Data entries
- - - - -

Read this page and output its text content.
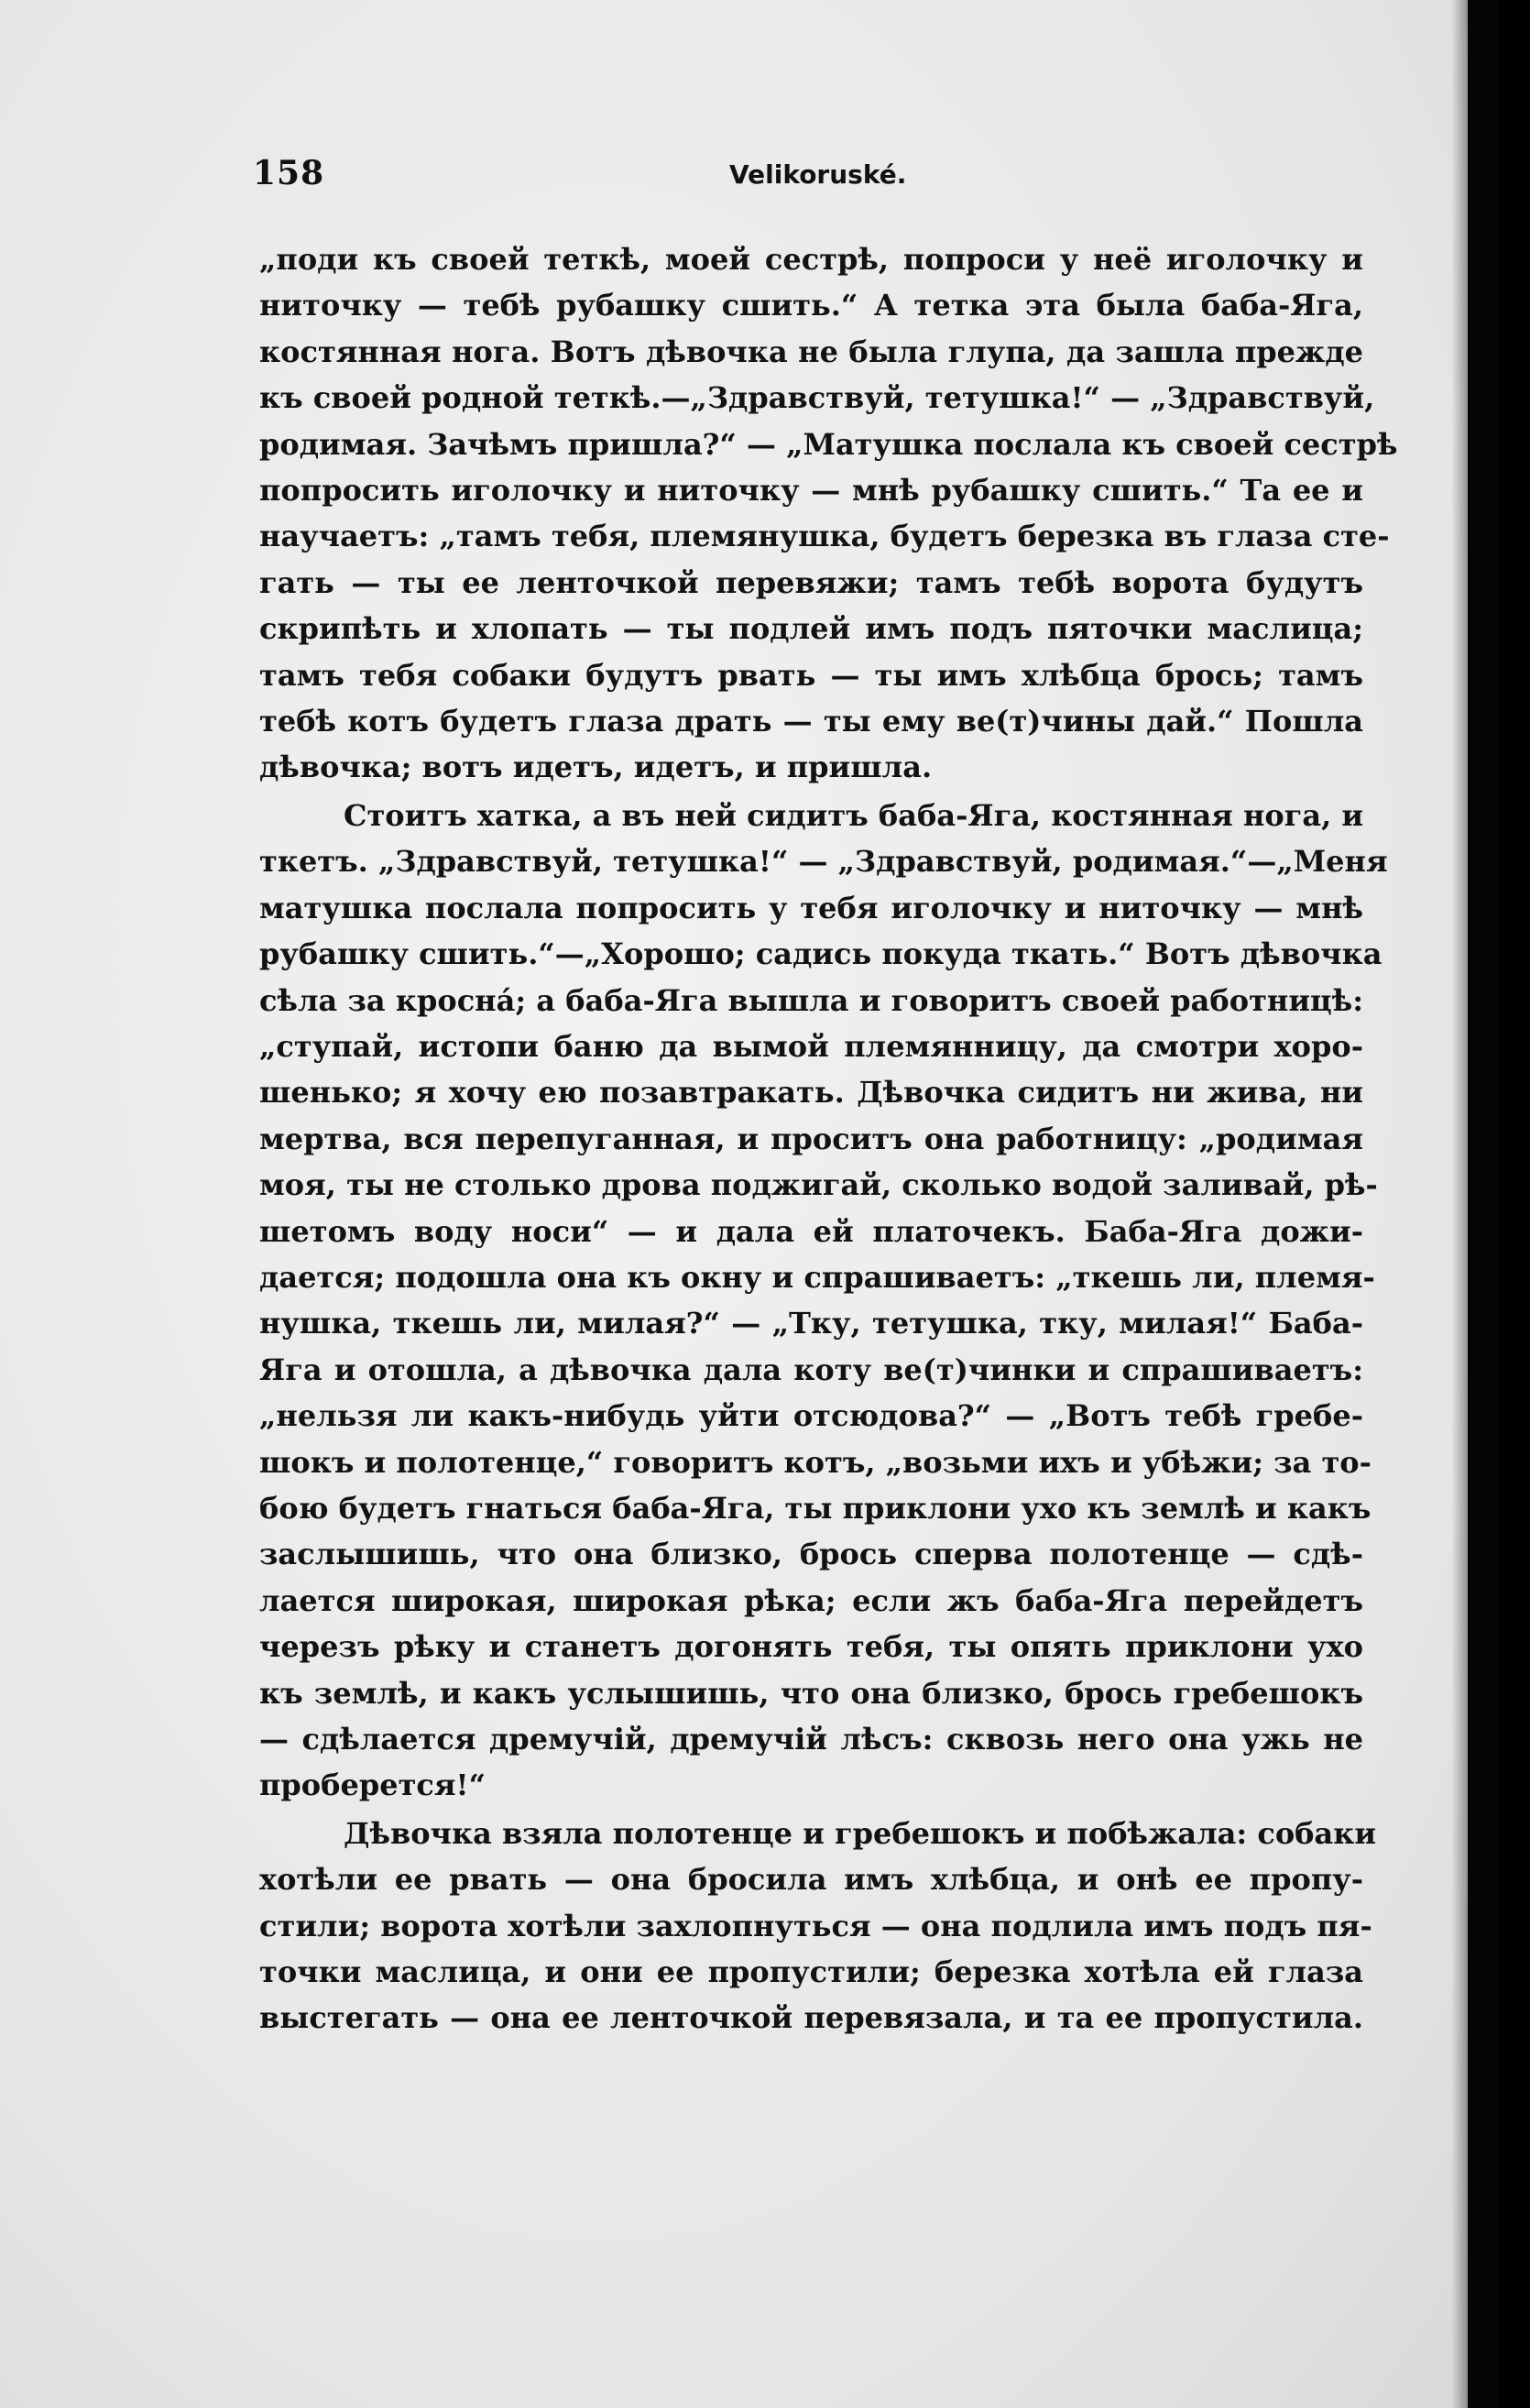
158	Velikoruské.
„поди къ своей теткѣ, моей сестрѣ, попроси у неё иголочку и
ниточку — тебѣ рубашку сшить.“ А тетка эта была баба-Яга,
костянная нога. Вотъ дѣвочка не была глупа, да зашла прежде
къ своей родной теткѣ.—„Здравствуй, тетушка!“ — „Здравствуй,
родимая. Зачѣмъ пришла?“ — „Матушка послала къ своей сестрѣ
попросить иголочку и ниточку — мнѣ рубашку сшить.“ Та ее и
научаетъ: „тамъ тебя, племянушка, будетъ березка въ глаза сте-
гать — ты ее ленточкой перевяжи; тамъ тебѣ ворота будутъ
скрипѣть и хлопать — ты подлей имъ подъ пяточки маслица;
тамъ тебя собаки будутъ рвать — ты имъ хлѣбца брось; тамъ
тебѣ котъ будетъ глаза драть — ты ему ве(т)чины дай.“ Пошла
дѣвочка; вотъ идетъ, идетъ, и пришла.
Стоитъ хатка, а въ ней сидитъ баба-Яга, костянная нога, и
ткетъ. „Здравствуй, тетушка!“ — „Здравствуй, родимая.“—„Меня
матушка послала попросить у тебя иголочку и ниточку — мнѣ
рубашку сшить.“—„Хорошо; садись покуда ткать.“ Вотъ дѣвочка
сѣла за кросна́; а баба-Яга вышла и говоритъ своей работницѣ:
„ступай, истопи баню да вымой племянницу, да смотри хоро-
шенько; я хочу ею позавтракать. Дѣвочка сидитъ ни жива, ни
мертва, вся перепуганная, и проситъ она работницу: „родимая
моя, ты не столько дрова поджигай, сколько водой заливай, рѣ-
шетомъ воду носи“ — и дала ей платочекъ. Баба-Яга дожи-
дается; подошла она къ окну и спрашиваетъ: „ткешь ли, племя-
нушка, ткешь ли, милая?“ — „Тку, тетушка, тку, милая!“ Баба-
Яга и отошла, а дѣвочка дала коту ве(т)чинки и спрашиваетъ:
„нельзя ли какъ-нибудь уйти отсюдова?“ — „Вотъ тебѣ гребе-
шокъ и полотенце,“ говоритъ котъ, „возьми ихъ и убѣжи; за то-
бою будетъ гнаться баба-Яга, ты приклони ухо къ землѣ и какъ
заслышишь, что она близко, брось сперва полотенце — сдѣ-
лается широкая, широкая рѣка; если жъ баба-Яга перейдетъ
черезъ рѣку и станетъ догонять тебя, ты опять приклони ухо
къ землѣ, и какъ услышишь, что она близко, брось гребешокъ
— сдѣлается дремучій, дремучій лѣсъ: сквозь него она ужь не
проберется!“
Дѣвочка взяла полотенце и гребешокъ и побѣжала: собаки
хотѣли ее рвать — она бросила имъ хлѣбца, и онѣ ее пропу-
стили; ворота хотѣли захлопнуться — она подлила имъ подъ пя-
точки маслица, и они ее пропустили; березка хотѣла ей глаза
выстегать — она ее ленточкой перевязала, и та ее пропустила.
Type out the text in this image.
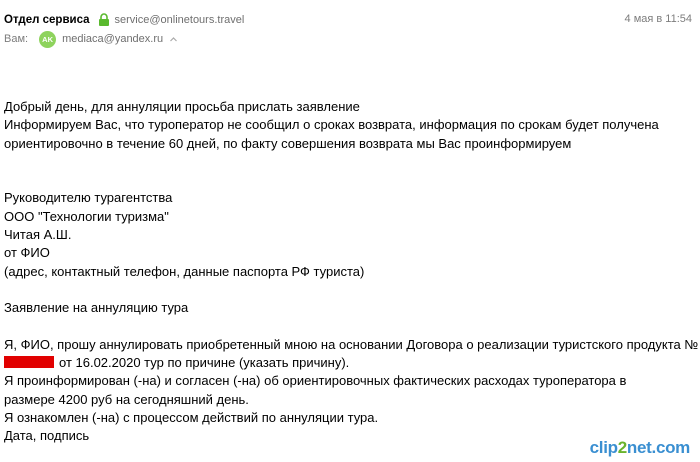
Отдел сервиса service@onlinetours.travel	4 мая в 11:54
Вам:	AK mediaca@yandex.ru
Добрый день, для аннуляции просьба прислать заявление
Информируем Вас, что туроператор не сообщил о сроках возврата, информация по срокам будет получена
ориентировочно в течение 60 дней, по факту совершения возврата мы Вас проинформируем
Руководителю турагентства
ООО "Технологии туризма"
Читая А.Ш.
от ФИО
(адрес, контактный телефон, данные паспорта РФ туриста)
Заявление на аннуляцию тура
Я, ФИО, прошу аннулировать приобретенный мною на основании Договора о реализации туристского продукта №
от 16.02.2020 тур по причине (указать причину).
Я проинформирован (-на) и согласен (-на) об ориентировочных фактических расходах туроператора в
размере 4200 руб на сегодняшний день.
Я ознакомлен (-на) с процессом действий по аннуляции тура.
Дата, подпись
clip2net.com
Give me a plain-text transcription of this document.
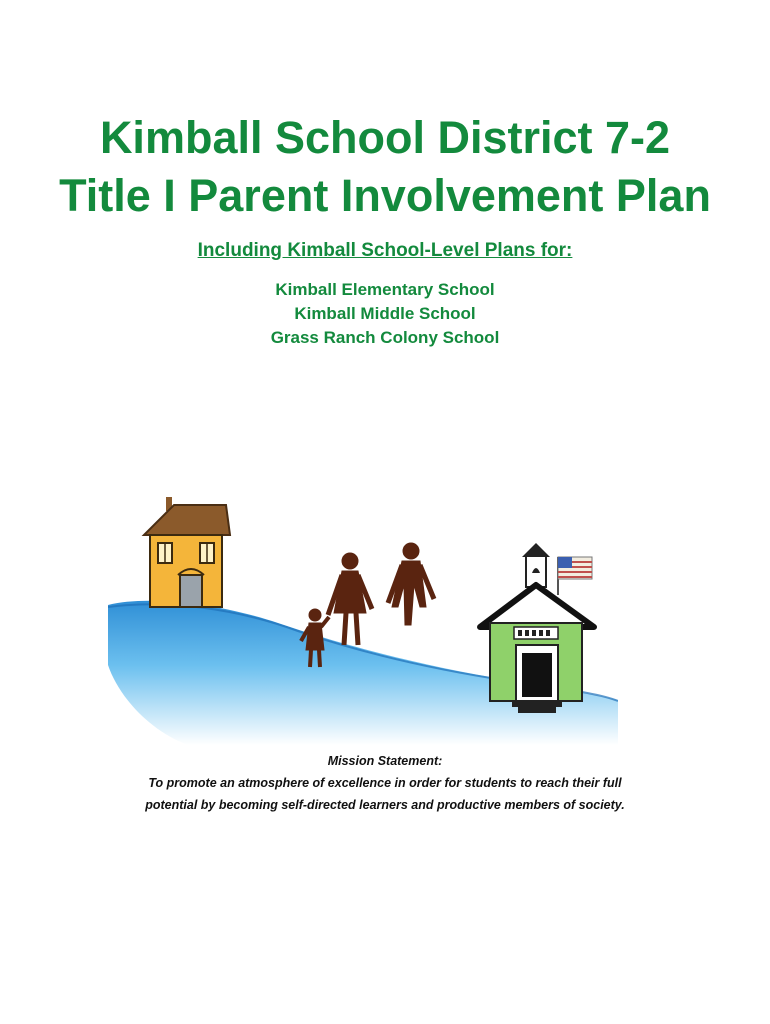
Kimball School District 7-2
Title I Parent Involvement Plan
Including Kimball School-Level Plans for:
Kimball Elementary School
Kimball Middle School
Grass Ranch Colony School
Mission Statement:
To promote an atmosphere of excellence in order for students to reach their full
potential by becoming self-directed learners and productive members of society.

- - - - -

*What needs to be done:* Every line that holds the string "котъ" should be returned.

*Reply:*
тебѣ котъ будетъ глаза драть — ты ему ве(т)чины дай.“ Пошла
шокъ и полотенце,“ говоритъ котъ, „возьми ихъ и убѣжи; за то-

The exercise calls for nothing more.